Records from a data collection
>>>>
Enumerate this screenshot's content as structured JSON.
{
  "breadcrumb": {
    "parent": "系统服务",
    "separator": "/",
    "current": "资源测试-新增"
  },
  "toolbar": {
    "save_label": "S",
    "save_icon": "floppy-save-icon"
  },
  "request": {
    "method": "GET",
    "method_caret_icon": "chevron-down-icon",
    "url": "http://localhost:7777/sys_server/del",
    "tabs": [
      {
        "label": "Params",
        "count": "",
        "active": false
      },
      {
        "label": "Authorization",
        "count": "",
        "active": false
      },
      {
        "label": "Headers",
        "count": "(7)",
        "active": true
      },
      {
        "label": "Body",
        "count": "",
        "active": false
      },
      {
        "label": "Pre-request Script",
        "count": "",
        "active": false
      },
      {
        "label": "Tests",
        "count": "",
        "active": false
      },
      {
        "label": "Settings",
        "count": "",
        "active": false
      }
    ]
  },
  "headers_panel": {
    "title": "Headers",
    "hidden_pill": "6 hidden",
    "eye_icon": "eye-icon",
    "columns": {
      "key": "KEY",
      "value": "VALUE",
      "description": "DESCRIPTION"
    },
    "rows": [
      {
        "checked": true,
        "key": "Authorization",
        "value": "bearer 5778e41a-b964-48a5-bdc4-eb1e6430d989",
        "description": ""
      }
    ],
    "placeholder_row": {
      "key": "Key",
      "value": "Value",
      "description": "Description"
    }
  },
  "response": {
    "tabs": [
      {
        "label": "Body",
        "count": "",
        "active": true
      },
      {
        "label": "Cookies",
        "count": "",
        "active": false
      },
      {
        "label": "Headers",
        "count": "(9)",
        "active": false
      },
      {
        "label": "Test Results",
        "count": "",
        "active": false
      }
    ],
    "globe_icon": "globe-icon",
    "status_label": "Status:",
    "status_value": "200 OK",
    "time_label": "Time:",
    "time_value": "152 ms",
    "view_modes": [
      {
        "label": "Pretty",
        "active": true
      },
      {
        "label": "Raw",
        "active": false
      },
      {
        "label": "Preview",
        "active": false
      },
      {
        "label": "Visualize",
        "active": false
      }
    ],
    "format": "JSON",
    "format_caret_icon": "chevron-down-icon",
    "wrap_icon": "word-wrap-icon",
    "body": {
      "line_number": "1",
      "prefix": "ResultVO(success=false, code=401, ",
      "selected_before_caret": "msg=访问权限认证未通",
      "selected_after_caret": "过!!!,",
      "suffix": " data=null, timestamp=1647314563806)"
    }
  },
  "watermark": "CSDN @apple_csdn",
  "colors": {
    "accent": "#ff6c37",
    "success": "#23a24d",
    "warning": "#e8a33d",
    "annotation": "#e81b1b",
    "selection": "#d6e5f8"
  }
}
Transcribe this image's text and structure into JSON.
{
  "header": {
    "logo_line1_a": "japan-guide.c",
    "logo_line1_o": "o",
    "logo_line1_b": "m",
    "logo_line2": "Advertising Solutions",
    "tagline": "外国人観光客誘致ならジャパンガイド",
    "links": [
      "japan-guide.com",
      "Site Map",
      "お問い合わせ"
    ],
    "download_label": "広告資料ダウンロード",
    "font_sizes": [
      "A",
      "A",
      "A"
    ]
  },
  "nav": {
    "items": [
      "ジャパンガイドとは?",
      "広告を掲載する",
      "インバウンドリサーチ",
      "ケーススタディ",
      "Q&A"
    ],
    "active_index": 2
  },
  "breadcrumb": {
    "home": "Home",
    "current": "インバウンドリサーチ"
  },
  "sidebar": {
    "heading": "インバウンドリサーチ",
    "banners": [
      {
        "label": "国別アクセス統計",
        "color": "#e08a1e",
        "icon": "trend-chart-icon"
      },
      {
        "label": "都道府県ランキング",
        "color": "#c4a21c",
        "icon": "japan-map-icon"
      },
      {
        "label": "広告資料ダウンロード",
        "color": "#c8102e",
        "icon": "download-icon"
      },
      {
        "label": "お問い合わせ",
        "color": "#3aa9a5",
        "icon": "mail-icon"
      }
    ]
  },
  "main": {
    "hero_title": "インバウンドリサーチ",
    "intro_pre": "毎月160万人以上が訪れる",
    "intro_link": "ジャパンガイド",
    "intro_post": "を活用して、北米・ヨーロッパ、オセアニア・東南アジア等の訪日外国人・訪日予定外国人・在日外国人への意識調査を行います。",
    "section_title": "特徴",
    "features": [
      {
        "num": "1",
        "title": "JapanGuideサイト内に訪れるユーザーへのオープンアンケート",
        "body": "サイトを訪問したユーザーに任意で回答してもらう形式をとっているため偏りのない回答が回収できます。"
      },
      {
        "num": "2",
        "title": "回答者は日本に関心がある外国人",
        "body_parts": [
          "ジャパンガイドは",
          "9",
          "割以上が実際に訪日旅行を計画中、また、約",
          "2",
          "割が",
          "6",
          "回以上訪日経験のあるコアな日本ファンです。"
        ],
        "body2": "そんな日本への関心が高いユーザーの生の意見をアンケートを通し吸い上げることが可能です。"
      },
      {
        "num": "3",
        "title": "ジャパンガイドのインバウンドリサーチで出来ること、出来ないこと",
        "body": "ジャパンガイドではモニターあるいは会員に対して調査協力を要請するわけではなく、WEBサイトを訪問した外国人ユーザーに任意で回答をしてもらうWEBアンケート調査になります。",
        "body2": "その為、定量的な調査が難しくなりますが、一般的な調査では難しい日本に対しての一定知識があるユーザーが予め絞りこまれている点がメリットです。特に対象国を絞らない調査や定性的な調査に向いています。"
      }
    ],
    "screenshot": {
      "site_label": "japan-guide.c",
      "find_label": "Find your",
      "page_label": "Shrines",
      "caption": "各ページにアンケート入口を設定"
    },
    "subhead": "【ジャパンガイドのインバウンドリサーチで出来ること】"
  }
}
<<<<
Direction
Take the entries above and transcribe them in full.

Result
Enumerate this screenshot's content as structured JSON.
{
  "breadcrumb": {
    "parent": "系统服务",
    "separator": "/",
    "current": "资源测试-新增"
  },
  "toolbar": {
    "save_label": "S",
    "save_icon": "floppy-save-icon"
  },
  "request": {
    "method": "GET",
    "method_caret_icon": "chevron-down-icon",
    "url": "http://localhost:7777/sys_server/del",
    "tabs": [
      {
        "label": "Params",
        "count": "",
        "active": false
      },
      {
        "label": "Authorization",
        "count": "",
        "active": false
      },
      {
        "label": "Headers",
        "count": "(7)",
        "active": true
      },
      {
        "label": "Body",
        "count": "",
        "active": false
      },
      {
        "label": "Pre-request Script",
        "count": "",
        "active": false
      },
      {
        "label": "Tests",
        "count": "",
        "active": false
      },
      {
        "label": "Settings",
        "count": "",
        "active": false
      }
    ]
  },
  "headers_panel": {
    "title": "Headers",
    "hidden_pill": "6 hidden",
    "eye_icon": "eye-icon",
    "columns": {
      "key": "KEY",
      "value": "VALUE",
      "description": "DESCRIPTION"
    },
    "rows": [
      {
        "checked": true,
        "key": "Authorization",
        "value": "bearer 5778e41a-b964-48a5-bdc4-eb1e6430d989",
        "description": ""
      }
    ],
    "placeholder_row": {
      "key": "Key",
      "value": "Value",
      "description": "Description"
    }
  },
  "response": {
    "tabs": [
      {
        "label": "Body",
        "count": "",
        "active": true
      },
      {
        "label": "Cookies",
        "count": "",
        "active": false
      },
      {
        "label": "Headers",
        "count": "(9)",
        "active": false
      },
      {
        "label": "Test Results",
        "count": "",
        "active": false
      }
    ],
    "globe_icon": "globe-icon",
    "status_label": "Status:",
    "status_value": "200 OK",
    "time_label": "Time:",
    "time_value": "152 ms",
    "view_modes": [
      {
        "label": "Pretty",
        "active": true
      },
      {
        "label": "Raw",
        "active": false
      },
      {
        "label": "Preview",
        "active": false
      },
      {
        "label": "Visualize",
        "active": false
      }
    ],
    "format": "JSON",
    "format_caret_icon": "chevron-down-icon",
    "wrap_icon": "word-wrap-icon",
    "body": {
      "line_number": "1",
      "prefix": "ResultVO(success=false, code=401, ",
      "selected_before_caret": "msg=访问权限认证未通",
      "selected_after_caret": "过!!!,",
      "suffix": " data=null, timestamp=1647314563806)"
    }
  },
  "watermark": "CSDN @apple_csdn",
  "colors": {
    "accent": "#ff6c37",
    "success": "#23a24d",
    "warning": "#e8a33d",
    "annotation": "#e81b1b",
    "selection": "#d6e5f8"
  }
}
Transcribe this image's text and structure into JSON.
{
  "header": {
    "logo_line1_a": "japan-guide.c",
    "logo_line1_o": "o",
    "logo_line1_b": "m",
    "logo_line2": "Advertising Solutions",
    "tagline": "外国人観光客誘致ならジャパンガイド",
    "links": [
      "japan-guide.com",
      "Site Map",
      "お問い合わせ"
    ],
    "download_label": "広告資料ダウンロード",
    "font_sizes": [
      "A",
      "A",
      "A"
    ]
  },
  "nav": {
    "items": [
      "ジャパンガイドとは?",
      "広告を掲載する",
      "インバウンドリサーチ",
      "ケーススタディ",
      "Q&A"
    ],
    "active_index": 2
  },
  "breadcrumb": {
    "home": "Home",
    "current": "インバウンドリサーチ"
  },
  "sidebar": {
    "heading": "インバウンドリサーチ",
    "banners": [
      {
        "label": "国別アクセス統計",
        "color": "#e08a1e",
        "icon": "trend-chart-icon"
      },
      {
        "label": "都道府県ランキング",
        "color": "#c4a21c",
        "icon": "japan-map-icon"
      },
      {
        "label": "広告資料ダウンロード",
        "color": "#c8102e",
        "icon": "download-icon"
      },
      {
        "label": "お問い合わせ",
        "color": "#3aa9a5",
        "icon": "mail-icon"
      }
    ]
  },
  "main": {
    "hero_title": "インバウンドリサーチ",
    "intro_pre": "毎月160万人以上が訪れる",
    "intro_link": "ジャパンガイド",
    "intro_post": "を活用して、北米・ヨーロッパ、オセアニア・東南アジア等の訪日外国人・訪日予定外国人・在日外国人への意識調査を行います。",
    "section_title": "特徴",
    "features": [
      {
        "num": "1",
        "title": "JapanGuideサイト内に訪れるユーザーへのオープンアンケート",
        "body": "サイトを訪問したユーザーに任意で回答してもらう形式をとっているため偏りのない回答が回収できます。"
      },
      {
        "num": "2",
        "title": "回答者は日本に関心がある外国人",
        "body_parts": [
          "ジャパンガイドは",
          "9",
          "割以上が実際に訪日旅行を計画中、また、約",
          "2",
          "割が",
          "6",
          "回以上訪日経験のあるコアな日本ファンです。"
        ],
        "body2": "そんな日本への関心が高いユーザーの生の意見をアンケートを通し吸い上げることが可能です。"
      },
      {
        "num": "3",
        "title": "ジャパンガイドのインバウンドリサーチで出来ること、出来ないこと",
        "body": "ジャパンガイドではモニターあるいは会員に対して調査協力を要請するわけではなく、WEBサイトを訪問した外国人ユーザーに任意で回答をしてもらうWEBアンケート調査になります。",
        "body2": "その為、定量的な調査が難しくなりますが、一般的な調査では難しい日本に対しての一定知識があるユーザーが予め絞りこまれている点がメリットです。特に対象国を絞らない調査や定性的な調査に向いています。"
      }
    ],
    "screenshot": {
      "site_label": "japan-guide.c",
      "find_label": "Find your",
      "page_label": "Shrines",
      "caption": "各ページにアンケート入口を設定"
    },
    "subhead": "【ジャパンガイドのインバウンドリサーチで出来ること】"
  }
}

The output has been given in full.